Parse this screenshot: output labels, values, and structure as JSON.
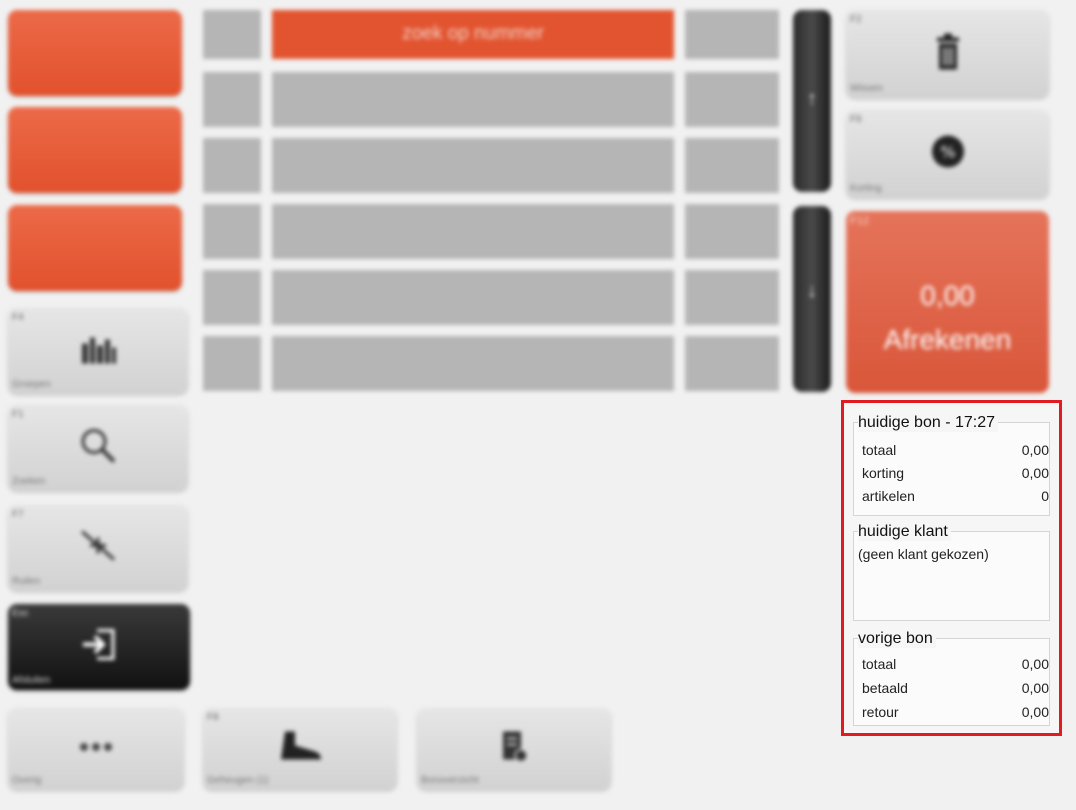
{
  "search": {
    "label": "zoek op nummer"
  },
  "left_buttons": [
    {
      "key": "F4",
      "label": "Groepen",
      "icon": "bottles-icon"
    },
    {
      "key": "F1",
      "label": "Zoeken",
      "icon": "search-icon"
    },
    {
      "key": "F7",
      "label": "Ruilen",
      "icon": "exchange-arrows-icon"
    },
    {
      "key": "Esc",
      "label": "Afsluiten",
      "icon": "exit-door-icon"
    }
  ],
  "bottom_buttons": [
    {
      "key": "",
      "label": "Overig",
      "icon": "more-dots-icon"
    },
    {
      "key": "F8",
      "label": "Geheugen (1)",
      "icon": "shoe-icon"
    },
    {
      "key": "",
      "label": "Bonoverzicht",
      "icon": "receipt-list-icon"
    }
  ],
  "right_buttons": [
    {
      "key": "F2",
      "label": "Wissen",
      "icon": "trash-icon"
    },
    {
      "key": "F6",
      "label": "Korting",
      "icon": "percent-icon"
    }
  ],
  "pay": {
    "key": "F12",
    "amount": "0,00",
    "label": "Afrekenen"
  },
  "scroll": {
    "up_icon": "arrow-up-icon",
    "down_icon": "arrow-down-icon"
  },
  "current_receipt": {
    "title": "huidige bon - 17:27",
    "rows": [
      {
        "label": "totaal",
        "value": "0,00"
      },
      {
        "label": "korting",
        "value": "0,00"
      },
      {
        "label": "artikelen",
        "value": "0"
      }
    ]
  },
  "current_customer": {
    "title": "huidige klant",
    "text": "(geen klant gekozen)"
  },
  "previous_receipt": {
    "title": "vorige bon",
    "rows": [
      {
        "label": "totaal",
        "value": "0,00"
      },
      {
        "label": "betaald",
        "value": "0,00"
      },
      {
        "label": "retour",
        "value": "0,00"
      }
    ]
  },
  "colors": {
    "accent": "#e2512d",
    "highlight_border": "#e01b22",
    "dark_button": "#1a1a1a"
  }
}
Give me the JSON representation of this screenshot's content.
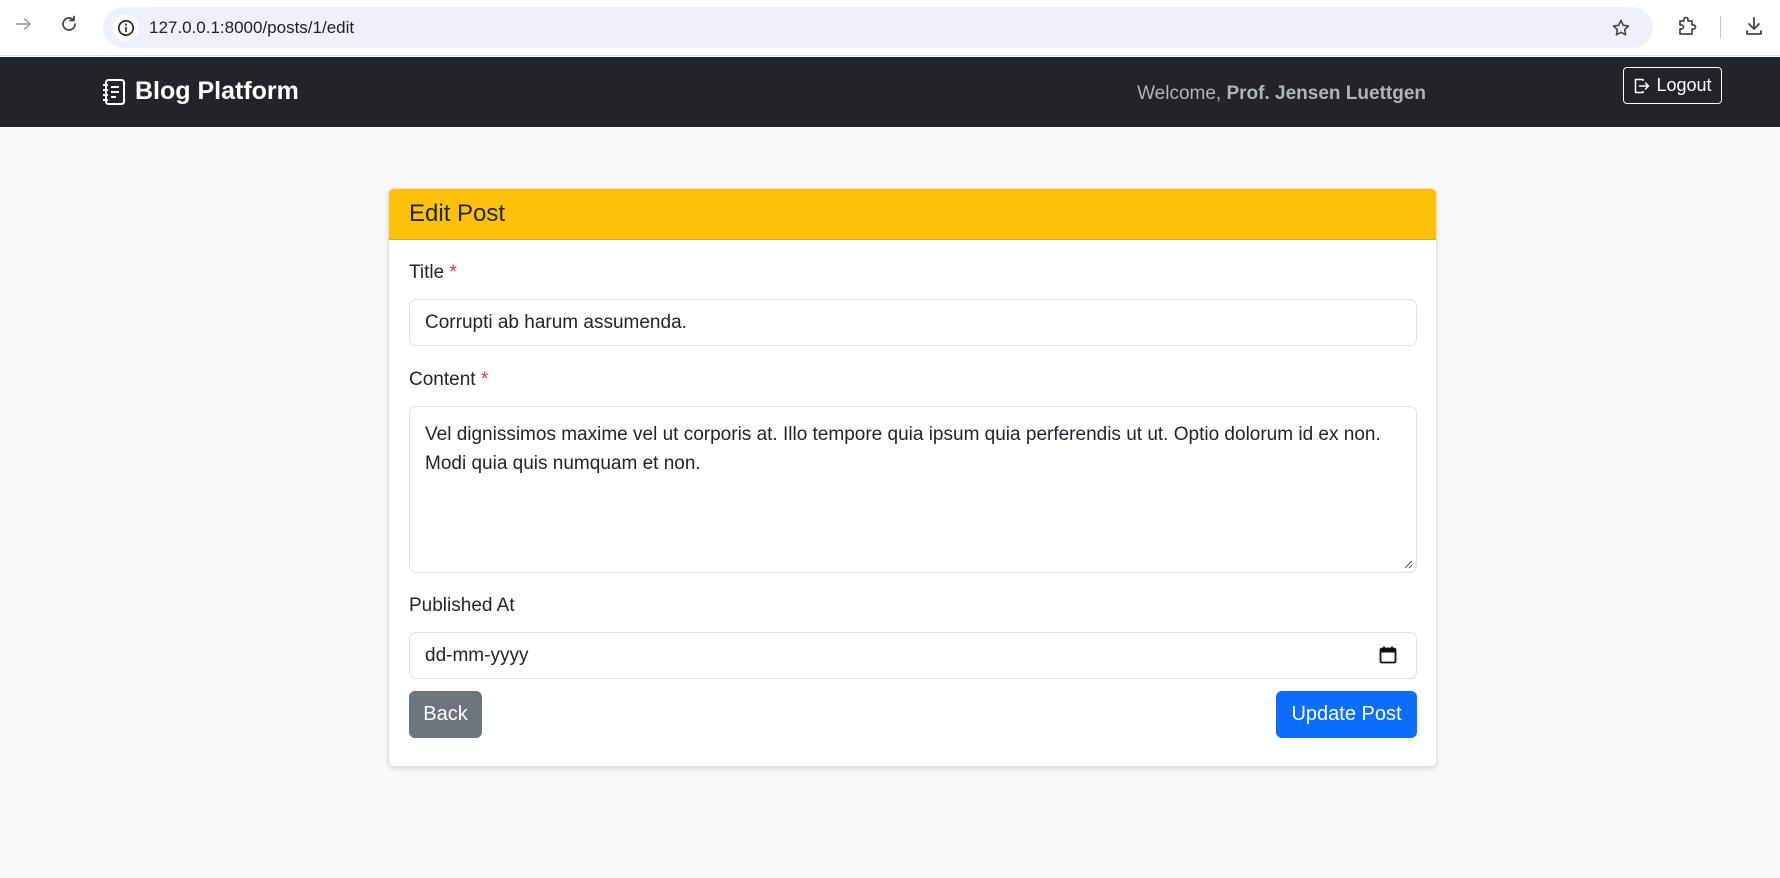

= = = = =

EXERCISE TASK => The data above needs to be retyped exactly, with the images left out.

TASK RESULT =>
Parse this screenshot: output labels, values, and structure as JSON.
{
  "search": {
    "label": "zoek op nummer"
  },
  "left_buttons": [
    {
      "key": "F4",
      "label": "Groepen",
      "icon": "bottles-icon"
    },
    {
      "key": "F1",
      "label": "Zoeken",
      "icon": "search-icon"
    },
    {
      "key": "F7",
      "label": "Ruilen",
      "icon": "exchange-arrows-icon"
    },
    {
      "key": "Esc",
      "label": "Afsluiten",
      "icon": "exit-door-icon"
    }
  ],
  "bottom_buttons": [
    {
      "key": "",
      "label": "Overig",
      "icon": "more-dots-icon"
    },
    {
      "key": "F8",
      "label": "Geheugen (1)",
      "icon": "shoe-icon"
    },
    {
      "key": "",
      "label": "Bonoverzicht",
      "icon": "receipt-list-icon"
    }
  ],
  "right_buttons": [
    {
      "key": "F2",
      "label": "Wissen",
      "icon": "trash-icon"
    },
    {
      "key": "F6",
      "label": "Korting",
      "icon": "percent-icon"
    }
  ],
  "pay": {
    "key": "F12",
    "amount": "0,00",
    "label": "Afrekenen"
  },
  "scroll": {
    "up_icon": "arrow-up-icon",
    "down_icon": "arrow-down-icon"
  },
  "current_receipt": {
    "title": "huidige bon - 17:27",
    "rows": [
      {
        "label": "totaal",
        "value": "0,00"
      },
      {
        "label": "korting",
        "value": "0,00"
      },
      {
        "label": "artikelen",
        "value": "0"
      }
    ]
  },
  "current_customer": {
    "title": "huidige klant",
    "text": "(geen klant gekozen)"
  },
  "previous_receipt": {
    "title": "vorige bon",
    "rows": [
      {
        "label": "totaal",
        "value": "0,00"
      },
      {
        "label": "betaald",
        "value": "0,00"
      },
      {
        "label": "retour",
        "value": "0,00"
      }
    ]
  },
  "colors": {
    "accent": "#e2512d",
    "highlight_border": "#e01b22",
    "dark_button": "#1a1a1a"
  }
}
Give me the JSON representation of this screenshot's content.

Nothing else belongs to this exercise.